* start RECORDS TO PROCESS *

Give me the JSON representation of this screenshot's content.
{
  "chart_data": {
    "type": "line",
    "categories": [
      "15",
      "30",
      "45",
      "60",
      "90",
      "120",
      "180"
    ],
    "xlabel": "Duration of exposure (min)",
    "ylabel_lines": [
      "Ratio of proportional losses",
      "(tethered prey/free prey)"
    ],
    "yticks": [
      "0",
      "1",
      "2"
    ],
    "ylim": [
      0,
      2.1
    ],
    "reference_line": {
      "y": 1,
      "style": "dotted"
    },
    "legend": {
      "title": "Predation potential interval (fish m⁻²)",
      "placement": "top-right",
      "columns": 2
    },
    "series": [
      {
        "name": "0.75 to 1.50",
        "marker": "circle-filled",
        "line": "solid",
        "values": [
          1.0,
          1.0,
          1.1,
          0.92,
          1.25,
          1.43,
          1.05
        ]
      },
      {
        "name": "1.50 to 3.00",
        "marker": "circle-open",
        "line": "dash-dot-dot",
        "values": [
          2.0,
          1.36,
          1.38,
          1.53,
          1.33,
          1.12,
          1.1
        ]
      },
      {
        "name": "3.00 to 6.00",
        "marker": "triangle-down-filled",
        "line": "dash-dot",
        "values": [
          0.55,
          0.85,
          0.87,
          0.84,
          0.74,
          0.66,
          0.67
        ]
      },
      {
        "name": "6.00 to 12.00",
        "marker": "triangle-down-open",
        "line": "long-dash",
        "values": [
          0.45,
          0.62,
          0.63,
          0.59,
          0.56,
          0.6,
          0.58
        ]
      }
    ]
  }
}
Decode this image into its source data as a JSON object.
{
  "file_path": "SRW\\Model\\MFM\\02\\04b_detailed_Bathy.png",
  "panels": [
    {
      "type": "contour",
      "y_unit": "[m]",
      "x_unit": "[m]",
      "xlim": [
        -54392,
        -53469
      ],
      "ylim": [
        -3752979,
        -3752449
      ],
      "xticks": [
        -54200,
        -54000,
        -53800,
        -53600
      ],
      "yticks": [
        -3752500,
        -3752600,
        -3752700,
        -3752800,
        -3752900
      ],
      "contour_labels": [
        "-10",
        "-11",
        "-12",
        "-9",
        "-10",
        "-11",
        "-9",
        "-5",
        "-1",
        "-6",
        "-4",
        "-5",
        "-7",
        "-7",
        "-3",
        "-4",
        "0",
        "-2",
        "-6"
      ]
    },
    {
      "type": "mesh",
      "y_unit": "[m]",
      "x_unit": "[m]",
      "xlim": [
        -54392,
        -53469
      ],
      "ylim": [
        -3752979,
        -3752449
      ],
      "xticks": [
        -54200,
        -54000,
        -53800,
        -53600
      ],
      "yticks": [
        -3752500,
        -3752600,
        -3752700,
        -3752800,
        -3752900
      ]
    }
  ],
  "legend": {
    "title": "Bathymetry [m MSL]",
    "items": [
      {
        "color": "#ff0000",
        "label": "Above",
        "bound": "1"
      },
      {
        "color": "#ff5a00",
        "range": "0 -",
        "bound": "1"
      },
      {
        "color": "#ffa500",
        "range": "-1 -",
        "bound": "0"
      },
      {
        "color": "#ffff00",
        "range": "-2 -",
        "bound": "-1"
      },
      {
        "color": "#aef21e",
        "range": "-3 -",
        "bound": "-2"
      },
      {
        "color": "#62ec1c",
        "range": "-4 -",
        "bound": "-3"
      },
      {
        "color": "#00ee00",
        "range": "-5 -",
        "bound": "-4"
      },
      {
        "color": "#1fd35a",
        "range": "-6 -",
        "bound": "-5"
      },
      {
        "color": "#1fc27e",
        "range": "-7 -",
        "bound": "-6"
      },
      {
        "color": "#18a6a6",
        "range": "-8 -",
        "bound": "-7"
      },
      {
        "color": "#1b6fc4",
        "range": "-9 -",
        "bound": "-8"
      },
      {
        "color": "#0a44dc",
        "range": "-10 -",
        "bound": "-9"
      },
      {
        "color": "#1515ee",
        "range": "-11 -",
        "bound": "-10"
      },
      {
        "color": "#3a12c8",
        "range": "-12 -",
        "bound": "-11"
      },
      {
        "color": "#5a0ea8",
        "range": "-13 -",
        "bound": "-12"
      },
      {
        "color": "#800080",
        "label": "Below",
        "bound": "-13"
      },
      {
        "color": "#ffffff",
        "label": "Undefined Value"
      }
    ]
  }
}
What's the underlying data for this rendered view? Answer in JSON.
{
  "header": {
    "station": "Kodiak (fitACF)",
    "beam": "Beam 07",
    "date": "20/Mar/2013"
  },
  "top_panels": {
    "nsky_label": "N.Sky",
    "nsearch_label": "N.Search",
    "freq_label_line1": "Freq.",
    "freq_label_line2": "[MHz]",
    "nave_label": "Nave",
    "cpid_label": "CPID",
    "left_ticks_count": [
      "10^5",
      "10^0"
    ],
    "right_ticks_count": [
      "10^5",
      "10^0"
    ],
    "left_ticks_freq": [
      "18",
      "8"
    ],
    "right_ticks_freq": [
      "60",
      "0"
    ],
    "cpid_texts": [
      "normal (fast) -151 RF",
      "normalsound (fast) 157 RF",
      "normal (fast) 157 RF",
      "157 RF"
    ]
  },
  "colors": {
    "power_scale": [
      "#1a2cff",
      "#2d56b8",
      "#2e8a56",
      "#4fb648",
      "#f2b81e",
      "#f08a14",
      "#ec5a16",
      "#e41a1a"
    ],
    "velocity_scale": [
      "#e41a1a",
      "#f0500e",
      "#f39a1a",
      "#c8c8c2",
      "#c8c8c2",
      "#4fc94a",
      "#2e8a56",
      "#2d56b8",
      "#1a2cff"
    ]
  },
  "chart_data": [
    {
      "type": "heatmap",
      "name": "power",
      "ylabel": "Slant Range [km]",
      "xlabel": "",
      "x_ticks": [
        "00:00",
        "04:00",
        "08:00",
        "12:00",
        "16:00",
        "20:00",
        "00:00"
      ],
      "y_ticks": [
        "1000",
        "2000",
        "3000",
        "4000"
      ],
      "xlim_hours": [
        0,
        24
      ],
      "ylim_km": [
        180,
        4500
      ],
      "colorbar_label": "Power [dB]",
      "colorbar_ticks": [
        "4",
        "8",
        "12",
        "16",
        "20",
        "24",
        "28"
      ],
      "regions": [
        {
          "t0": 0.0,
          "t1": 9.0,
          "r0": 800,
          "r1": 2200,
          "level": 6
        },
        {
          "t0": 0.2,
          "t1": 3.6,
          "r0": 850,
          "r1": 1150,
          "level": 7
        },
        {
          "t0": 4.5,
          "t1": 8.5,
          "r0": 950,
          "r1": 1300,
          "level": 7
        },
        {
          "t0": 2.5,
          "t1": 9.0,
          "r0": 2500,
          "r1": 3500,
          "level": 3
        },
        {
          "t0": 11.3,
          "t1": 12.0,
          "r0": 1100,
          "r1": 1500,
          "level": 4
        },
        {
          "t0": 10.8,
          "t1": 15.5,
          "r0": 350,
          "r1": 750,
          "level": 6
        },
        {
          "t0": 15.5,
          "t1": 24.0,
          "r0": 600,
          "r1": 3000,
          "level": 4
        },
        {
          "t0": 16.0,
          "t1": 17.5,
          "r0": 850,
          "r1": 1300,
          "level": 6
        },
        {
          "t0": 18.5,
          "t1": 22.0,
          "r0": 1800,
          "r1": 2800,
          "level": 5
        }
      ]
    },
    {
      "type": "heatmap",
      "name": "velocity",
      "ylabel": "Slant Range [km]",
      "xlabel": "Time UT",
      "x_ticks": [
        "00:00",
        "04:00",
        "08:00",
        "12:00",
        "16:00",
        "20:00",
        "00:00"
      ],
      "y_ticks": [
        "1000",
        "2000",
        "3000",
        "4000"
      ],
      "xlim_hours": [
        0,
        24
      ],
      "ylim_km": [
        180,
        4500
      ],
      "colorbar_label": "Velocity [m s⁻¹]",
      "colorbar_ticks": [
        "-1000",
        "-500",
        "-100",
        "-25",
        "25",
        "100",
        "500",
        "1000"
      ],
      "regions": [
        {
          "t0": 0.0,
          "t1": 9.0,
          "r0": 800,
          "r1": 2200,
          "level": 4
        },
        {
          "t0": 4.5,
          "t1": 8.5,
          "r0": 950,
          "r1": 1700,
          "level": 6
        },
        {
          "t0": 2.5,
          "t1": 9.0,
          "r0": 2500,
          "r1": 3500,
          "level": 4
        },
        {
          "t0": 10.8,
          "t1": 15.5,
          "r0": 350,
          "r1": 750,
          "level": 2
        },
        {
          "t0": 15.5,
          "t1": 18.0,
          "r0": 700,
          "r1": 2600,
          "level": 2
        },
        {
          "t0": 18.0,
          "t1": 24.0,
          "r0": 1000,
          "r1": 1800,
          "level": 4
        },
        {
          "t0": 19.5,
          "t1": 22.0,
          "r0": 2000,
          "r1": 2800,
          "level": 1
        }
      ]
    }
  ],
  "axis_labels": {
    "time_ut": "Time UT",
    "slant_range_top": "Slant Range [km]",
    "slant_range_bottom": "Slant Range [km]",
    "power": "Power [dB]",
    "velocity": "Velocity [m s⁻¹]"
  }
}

* end RECORDS TO PROCESS *

YOUR TASK
Of the lines in this material, state how many hold the string "title". Write no other words.

SOLUTION TO THIS PROBLEM
2